• [What this task involves] Check each line of the listing for the string "code", count the lines that have it, and answer with that number only.

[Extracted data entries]
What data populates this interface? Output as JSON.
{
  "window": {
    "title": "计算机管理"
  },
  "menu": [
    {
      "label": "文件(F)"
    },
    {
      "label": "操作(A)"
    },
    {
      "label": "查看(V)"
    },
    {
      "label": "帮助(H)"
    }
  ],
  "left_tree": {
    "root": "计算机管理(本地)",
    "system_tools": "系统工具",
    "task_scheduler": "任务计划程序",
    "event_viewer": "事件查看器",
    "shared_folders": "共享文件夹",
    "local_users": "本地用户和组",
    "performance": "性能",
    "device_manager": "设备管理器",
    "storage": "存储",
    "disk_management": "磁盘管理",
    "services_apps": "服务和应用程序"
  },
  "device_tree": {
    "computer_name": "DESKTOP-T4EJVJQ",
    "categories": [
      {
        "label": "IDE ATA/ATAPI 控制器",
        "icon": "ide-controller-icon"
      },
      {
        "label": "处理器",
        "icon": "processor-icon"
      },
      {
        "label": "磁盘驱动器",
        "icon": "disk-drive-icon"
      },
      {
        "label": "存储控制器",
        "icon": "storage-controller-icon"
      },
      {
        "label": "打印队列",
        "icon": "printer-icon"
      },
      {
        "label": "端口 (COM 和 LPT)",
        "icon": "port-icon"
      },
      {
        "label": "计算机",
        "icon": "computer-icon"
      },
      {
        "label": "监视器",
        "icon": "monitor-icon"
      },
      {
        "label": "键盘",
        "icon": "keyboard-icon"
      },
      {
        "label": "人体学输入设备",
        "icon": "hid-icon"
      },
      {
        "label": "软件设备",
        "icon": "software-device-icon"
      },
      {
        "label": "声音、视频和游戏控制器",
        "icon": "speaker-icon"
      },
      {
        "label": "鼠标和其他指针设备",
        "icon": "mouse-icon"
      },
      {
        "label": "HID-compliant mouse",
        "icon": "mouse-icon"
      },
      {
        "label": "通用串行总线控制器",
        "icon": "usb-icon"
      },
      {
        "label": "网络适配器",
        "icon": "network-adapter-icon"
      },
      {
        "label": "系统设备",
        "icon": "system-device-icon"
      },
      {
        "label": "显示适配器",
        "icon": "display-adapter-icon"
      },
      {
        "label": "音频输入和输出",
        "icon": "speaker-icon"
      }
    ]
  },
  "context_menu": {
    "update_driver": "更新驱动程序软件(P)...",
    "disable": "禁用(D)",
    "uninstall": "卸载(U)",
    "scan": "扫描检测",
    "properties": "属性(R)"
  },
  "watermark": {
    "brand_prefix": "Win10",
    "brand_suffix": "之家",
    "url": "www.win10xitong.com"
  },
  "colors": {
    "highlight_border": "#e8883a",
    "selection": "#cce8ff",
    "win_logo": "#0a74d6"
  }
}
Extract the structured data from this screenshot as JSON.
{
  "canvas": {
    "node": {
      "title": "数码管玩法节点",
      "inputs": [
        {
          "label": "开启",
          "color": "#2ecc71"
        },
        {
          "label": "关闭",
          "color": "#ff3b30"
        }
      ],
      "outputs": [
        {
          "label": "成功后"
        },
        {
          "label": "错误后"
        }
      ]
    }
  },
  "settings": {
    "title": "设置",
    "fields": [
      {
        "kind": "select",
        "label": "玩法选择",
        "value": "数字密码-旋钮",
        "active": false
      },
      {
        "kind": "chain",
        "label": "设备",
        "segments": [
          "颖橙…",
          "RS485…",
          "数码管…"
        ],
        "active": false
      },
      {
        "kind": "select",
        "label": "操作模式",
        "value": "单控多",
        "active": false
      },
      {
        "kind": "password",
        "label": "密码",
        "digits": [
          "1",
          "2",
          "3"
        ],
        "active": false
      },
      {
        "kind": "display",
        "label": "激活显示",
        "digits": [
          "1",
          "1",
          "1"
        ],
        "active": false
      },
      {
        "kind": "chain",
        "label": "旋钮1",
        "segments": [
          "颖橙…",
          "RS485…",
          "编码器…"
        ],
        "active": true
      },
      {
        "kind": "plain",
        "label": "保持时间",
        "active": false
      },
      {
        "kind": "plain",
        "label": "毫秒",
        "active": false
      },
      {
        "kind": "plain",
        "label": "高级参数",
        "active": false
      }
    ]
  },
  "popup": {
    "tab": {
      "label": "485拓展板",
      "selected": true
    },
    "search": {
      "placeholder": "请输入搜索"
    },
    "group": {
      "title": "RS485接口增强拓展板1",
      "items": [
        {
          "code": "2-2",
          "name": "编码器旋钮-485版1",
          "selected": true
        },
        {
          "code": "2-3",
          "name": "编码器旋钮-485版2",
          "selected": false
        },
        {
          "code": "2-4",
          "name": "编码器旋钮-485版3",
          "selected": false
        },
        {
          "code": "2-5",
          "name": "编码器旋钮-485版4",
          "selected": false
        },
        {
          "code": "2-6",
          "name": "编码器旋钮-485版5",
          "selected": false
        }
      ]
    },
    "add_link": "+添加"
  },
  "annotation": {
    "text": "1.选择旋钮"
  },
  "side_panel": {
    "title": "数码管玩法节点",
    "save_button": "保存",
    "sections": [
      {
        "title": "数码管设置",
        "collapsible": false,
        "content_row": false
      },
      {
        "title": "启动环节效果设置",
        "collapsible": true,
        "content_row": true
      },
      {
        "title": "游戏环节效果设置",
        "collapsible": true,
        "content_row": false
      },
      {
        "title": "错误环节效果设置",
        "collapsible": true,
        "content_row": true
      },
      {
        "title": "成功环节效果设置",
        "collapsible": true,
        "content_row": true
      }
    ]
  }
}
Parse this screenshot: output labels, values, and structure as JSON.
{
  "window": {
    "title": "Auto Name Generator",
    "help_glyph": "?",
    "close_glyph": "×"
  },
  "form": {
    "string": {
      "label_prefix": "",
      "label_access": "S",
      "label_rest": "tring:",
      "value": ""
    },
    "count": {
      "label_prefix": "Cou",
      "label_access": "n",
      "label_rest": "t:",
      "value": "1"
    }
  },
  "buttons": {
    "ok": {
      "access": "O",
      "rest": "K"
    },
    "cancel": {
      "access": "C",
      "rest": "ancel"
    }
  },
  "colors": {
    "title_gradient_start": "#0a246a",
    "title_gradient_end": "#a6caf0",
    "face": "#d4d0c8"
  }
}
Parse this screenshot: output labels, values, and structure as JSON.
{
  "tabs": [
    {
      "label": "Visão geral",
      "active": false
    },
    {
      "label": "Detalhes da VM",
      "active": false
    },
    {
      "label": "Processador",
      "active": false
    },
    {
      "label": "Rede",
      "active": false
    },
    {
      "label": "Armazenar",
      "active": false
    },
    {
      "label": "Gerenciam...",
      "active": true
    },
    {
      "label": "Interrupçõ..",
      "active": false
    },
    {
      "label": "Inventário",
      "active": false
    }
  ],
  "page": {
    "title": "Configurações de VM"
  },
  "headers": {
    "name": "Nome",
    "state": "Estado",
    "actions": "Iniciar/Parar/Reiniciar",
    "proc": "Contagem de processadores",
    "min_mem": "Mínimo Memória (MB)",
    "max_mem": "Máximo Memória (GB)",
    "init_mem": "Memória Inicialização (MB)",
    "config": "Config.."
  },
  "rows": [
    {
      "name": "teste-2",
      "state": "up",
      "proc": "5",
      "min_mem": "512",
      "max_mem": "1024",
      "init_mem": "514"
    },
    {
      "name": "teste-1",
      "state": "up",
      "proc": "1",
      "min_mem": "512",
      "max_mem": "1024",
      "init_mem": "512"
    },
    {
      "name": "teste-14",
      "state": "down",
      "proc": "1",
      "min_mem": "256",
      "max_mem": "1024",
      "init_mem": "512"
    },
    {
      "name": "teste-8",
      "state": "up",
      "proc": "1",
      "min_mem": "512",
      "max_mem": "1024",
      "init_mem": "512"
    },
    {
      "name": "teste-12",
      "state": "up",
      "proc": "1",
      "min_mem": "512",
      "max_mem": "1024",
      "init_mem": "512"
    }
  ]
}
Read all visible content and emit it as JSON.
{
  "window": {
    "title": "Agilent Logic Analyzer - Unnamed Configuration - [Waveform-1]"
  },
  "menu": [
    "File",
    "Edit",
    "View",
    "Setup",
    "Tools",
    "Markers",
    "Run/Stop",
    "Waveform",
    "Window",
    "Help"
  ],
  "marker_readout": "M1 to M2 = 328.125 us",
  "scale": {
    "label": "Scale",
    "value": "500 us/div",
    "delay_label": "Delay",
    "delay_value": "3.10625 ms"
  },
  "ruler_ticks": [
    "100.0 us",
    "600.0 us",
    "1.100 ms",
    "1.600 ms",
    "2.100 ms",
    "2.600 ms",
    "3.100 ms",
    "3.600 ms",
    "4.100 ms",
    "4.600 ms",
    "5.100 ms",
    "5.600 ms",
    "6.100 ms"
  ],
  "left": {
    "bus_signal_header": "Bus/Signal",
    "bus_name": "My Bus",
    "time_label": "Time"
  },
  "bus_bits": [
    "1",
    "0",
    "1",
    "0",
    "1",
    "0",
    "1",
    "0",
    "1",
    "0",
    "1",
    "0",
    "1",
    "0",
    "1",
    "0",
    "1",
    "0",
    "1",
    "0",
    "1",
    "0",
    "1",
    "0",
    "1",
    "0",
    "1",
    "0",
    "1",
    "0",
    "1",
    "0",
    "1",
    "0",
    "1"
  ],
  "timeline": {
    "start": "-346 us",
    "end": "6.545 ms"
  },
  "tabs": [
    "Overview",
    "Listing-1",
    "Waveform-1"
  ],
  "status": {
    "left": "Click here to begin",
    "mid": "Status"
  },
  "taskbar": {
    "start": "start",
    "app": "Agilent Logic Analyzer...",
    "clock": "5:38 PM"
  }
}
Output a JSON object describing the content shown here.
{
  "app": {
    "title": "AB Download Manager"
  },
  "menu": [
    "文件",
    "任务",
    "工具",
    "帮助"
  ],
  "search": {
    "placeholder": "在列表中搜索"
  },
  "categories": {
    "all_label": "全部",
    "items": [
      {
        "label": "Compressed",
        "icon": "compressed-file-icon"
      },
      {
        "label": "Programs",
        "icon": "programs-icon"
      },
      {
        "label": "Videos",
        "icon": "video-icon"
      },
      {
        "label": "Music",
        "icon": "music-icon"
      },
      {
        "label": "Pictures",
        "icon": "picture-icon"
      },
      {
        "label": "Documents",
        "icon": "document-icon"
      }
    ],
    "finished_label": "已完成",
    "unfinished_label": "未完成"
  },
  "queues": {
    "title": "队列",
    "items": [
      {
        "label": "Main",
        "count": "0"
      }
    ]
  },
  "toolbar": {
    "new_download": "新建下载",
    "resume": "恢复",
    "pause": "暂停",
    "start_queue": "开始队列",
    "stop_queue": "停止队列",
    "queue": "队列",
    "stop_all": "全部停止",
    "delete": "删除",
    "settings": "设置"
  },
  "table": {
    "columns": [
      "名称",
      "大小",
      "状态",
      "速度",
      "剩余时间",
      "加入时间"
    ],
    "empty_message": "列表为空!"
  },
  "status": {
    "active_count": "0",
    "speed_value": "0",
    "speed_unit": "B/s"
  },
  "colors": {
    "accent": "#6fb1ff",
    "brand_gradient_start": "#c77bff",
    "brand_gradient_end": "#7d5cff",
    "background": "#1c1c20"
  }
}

• [Complete answer] 5